• WHAT TO DO
Copy out every line in the entries below that includes "EURAUD".

• ITEMS
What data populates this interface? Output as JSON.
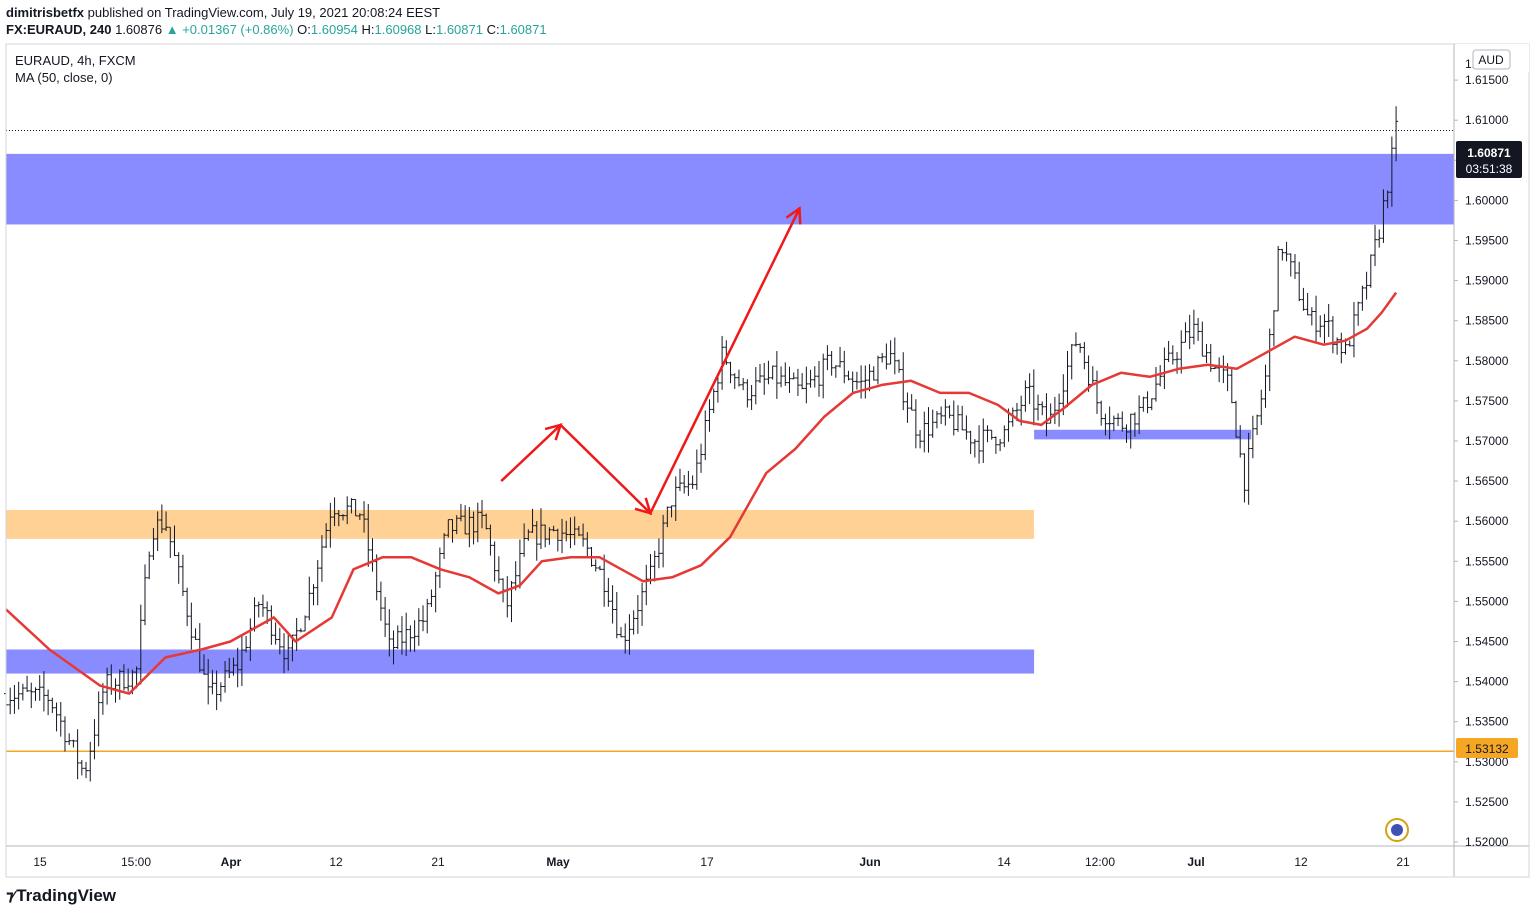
{
  "header": {
    "author": "dimitrisbetfx",
    "published": "published on TradingView.com, July 19, 2021 20:08:24 EEST",
    "symbol": "FX:EURAUD, 240",
    "last": "1.60876",
    "change": "+0.01367 (+0.86%)",
    "open_label": "O:",
    "open": "1.60954",
    "high_label": "H:",
    "high": "1.60968",
    "low_label": "L:",
    "low": "1.60871",
    "close_label": "C:",
    "close": "1.60871"
  },
  "legend": {
    "series": "EURAUD, 4h, FXCM",
    "indicator": "MA (50, close, 0)"
  },
  "axis": {
    "currency": "AUD",
    "price_tag": "1.60871",
    "countdown": "03:51:38",
    "level_tag": "1.53132",
    "top_clipped": "1.6"
  },
  "branding": {
    "name": "TradingView"
  },
  "colors": {
    "bull": "#26a69a",
    "ma": "#e53935",
    "zone_blue": "#8286ff",
    "zone_orange": "#ffcf8f",
    "level": "#f5a623",
    "arrows": "#f01818"
  },
  "chart_data": {
    "type": "ohlc",
    "ylim": [
      1.5195,
      1.6195
    ],
    "y_ticks": [
      "1.52000",
      "1.52500",
      "1.53000",
      "1.53500",
      "1.54000",
      "1.54500",
      "1.55000",
      "1.55500",
      "1.56000",
      "1.56500",
      "1.57000",
      "1.57500",
      "1.58000",
      "1.58500",
      "1.59000",
      "1.59500",
      "1.60000",
      "1.60500",
      "1.61000",
      "1.61500"
    ],
    "x_ticks": [
      "15",
      "15:00",
      "Apr",
      "12",
      "21",
      "May",
      "17",
      "Jun",
      "14",
      "12:00",
      "Jul",
      "12",
      "21"
    ],
    "price_path": [
      [
        0.0,
        1.5385
      ],
      [
        3.0,
        1.538
      ],
      [
        5.4,
        1.5285
      ],
      [
        6.8,
        1.5395
      ],
      [
        9.0,
        1.541
      ],
      [
        10.0,
        1.559
      ],
      [
        11.0,
        1.56
      ],
      [
        14.0,
        1.538
      ],
      [
        16.0,
        1.542
      ],
      [
        17.5,
        1.55
      ],
      [
        19.5,
        1.543
      ],
      [
        21.0,
        1.551
      ],
      [
        22.5,
        1.562
      ],
      [
        24.5,
        1.561
      ],
      [
        26.5,
        1.544
      ],
      [
        29.0,
        1.548
      ],
      [
        30.5,
        1.559
      ],
      [
        33.0,
        1.56
      ],
      [
        34.5,
        1.549
      ],
      [
        36.0,
        1.558
      ],
      [
        38.0,
        1.559
      ],
      [
        40.0,
        1.557
      ],
      [
        41.5,
        1.552
      ],
      [
        42.5,
        1.545
      ],
      [
        44.5,
        1.553
      ],
      [
        46.0,
        1.563
      ],
      [
        47.5,
        1.565
      ],
      [
        49.5,
        1.581
      ],
      [
        51.0,
        1.576
      ],
      [
        53.0,
        1.578
      ],
      [
        55.0,
        1.576
      ],
      [
        57.0,
        1.58
      ],
      [
        59.0,
        1.577
      ],
      [
        61.0,
        1.581
      ],
      [
        63.0,
        1.571
      ],
      [
        65.0,
        1.573
      ],
      [
        67.0,
        1.57
      ],
      [
        69.0,
        1.571
      ],
      [
        70.5,
        1.576
      ],
      [
        72.0,
        1.572
      ],
      [
        74.0,
        1.583
      ],
      [
        75.5,
        1.574
      ],
      [
        77.0,
        1.572
      ],
      [
        78.5,
        1.574
      ],
      [
        80.0,
        1.579
      ],
      [
        82.0,
        1.584
      ],
      [
        83.5,
        1.579
      ],
      [
        84.5,
        1.577
      ],
      [
        85.5,
        1.565
      ],
      [
        87.0,
        1.578
      ],
      [
        88.0,
        1.595
      ],
      [
        90.0,
        1.585
      ],
      [
        91.0,
        1.585
      ],
      [
        92.5,
        1.581
      ],
      [
        94.0,
        1.59
      ],
      [
        94.8,
        1.596
      ],
      [
        95.6,
        1.604
      ],
      [
        96.0,
        1.6087
      ]
    ],
    "moving_average": {
      "name": "MA (50, close, 0)",
      "points": [
        [
          0.0,
          1.549
        ],
        [
          3.0,
          1.544
        ],
        [
          6.5,
          1.5395
        ],
        [
          8.5,
          1.5385
        ],
        [
          11.0,
          1.543
        ],
        [
          13.5,
          1.544
        ],
        [
          15.5,
          1.545
        ],
        [
          18.5,
          1.548
        ],
        [
          20.0,
          1.545
        ],
        [
          22.5,
          1.548
        ],
        [
          24.0,
          1.554
        ],
        [
          26.0,
          1.5555
        ],
        [
          28.0,
          1.5555
        ],
        [
          30.0,
          1.554
        ],
        [
          32.0,
          1.553
        ],
        [
          34.0,
          1.551
        ],
        [
          35.5,
          1.552
        ],
        [
          37.0,
          1.555
        ],
        [
          39.0,
          1.5555
        ],
        [
          41.0,
          1.5555
        ],
        [
          42.5,
          1.554
        ],
        [
          44.0,
          1.5525
        ],
        [
          46.0,
          1.553
        ],
        [
          48.0,
          1.5545
        ],
        [
          50.0,
          1.558
        ],
        [
          52.5,
          1.566
        ],
        [
          54.5,
          1.569
        ],
        [
          56.5,
          1.573
        ],
        [
          58.5,
          1.576
        ],
        [
          60.5,
          1.577
        ],
        [
          62.5,
          1.5775
        ],
        [
          64.5,
          1.576
        ],
        [
          66.5,
          1.576
        ],
        [
          68.5,
          1.5745
        ],
        [
          70.0,
          1.5725
        ],
        [
          71.5,
          1.572
        ],
        [
          73.0,
          1.574
        ],
        [
          75.0,
          1.577
        ],
        [
          77.0,
          1.5785
        ],
        [
          79.0,
          1.578
        ],
        [
          81.0,
          1.579
        ],
        [
          83.0,
          1.5795
        ],
        [
          85.0,
          1.579
        ],
        [
          87.0,
          1.581
        ],
        [
          89.0,
          1.583
        ],
        [
          91.0,
          1.582
        ],
        [
          92.5,
          1.5825
        ],
        [
          94.0,
          1.584
        ],
        [
          95.0,
          1.586
        ],
        [
          96.0,
          1.5885
        ]
      ]
    },
    "zones": [
      {
        "from": 1.597,
        "to": 1.6058,
        "x_start": 0,
        "x_end": 100,
        "color": "blue"
      },
      {
        "from": 1.5578,
        "to": 1.5614,
        "x_start": 0,
        "x_end": 71,
        "color": "orange"
      },
      {
        "from": 1.541,
        "to": 1.544,
        "x_start": 0,
        "x_end": 71,
        "color": "blue"
      },
      {
        "from": 1.5702,
        "to": 1.5714,
        "x_start": 71,
        "x_end": 86,
        "color": "blue"
      }
    ],
    "horizontal_lines": [
      {
        "price": 1.53132,
        "style": "solid",
        "color": "orange"
      },
      {
        "price": 1.60871,
        "style": "dotted",
        "color": "dark"
      }
    ],
    "arrow_path": [
      [
        34.2,
        1.565
      ],
      [
        38.3,
        1.572
      ],
      [
        44.5,
        1.561
      ],
      [
        54.8,
        1.599
      ]
    ]
  }
}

• FULL SOLUTION
    "symbol": "FX:EURAUD, 240",
    "series": "EURAUD, 4h, FXCM",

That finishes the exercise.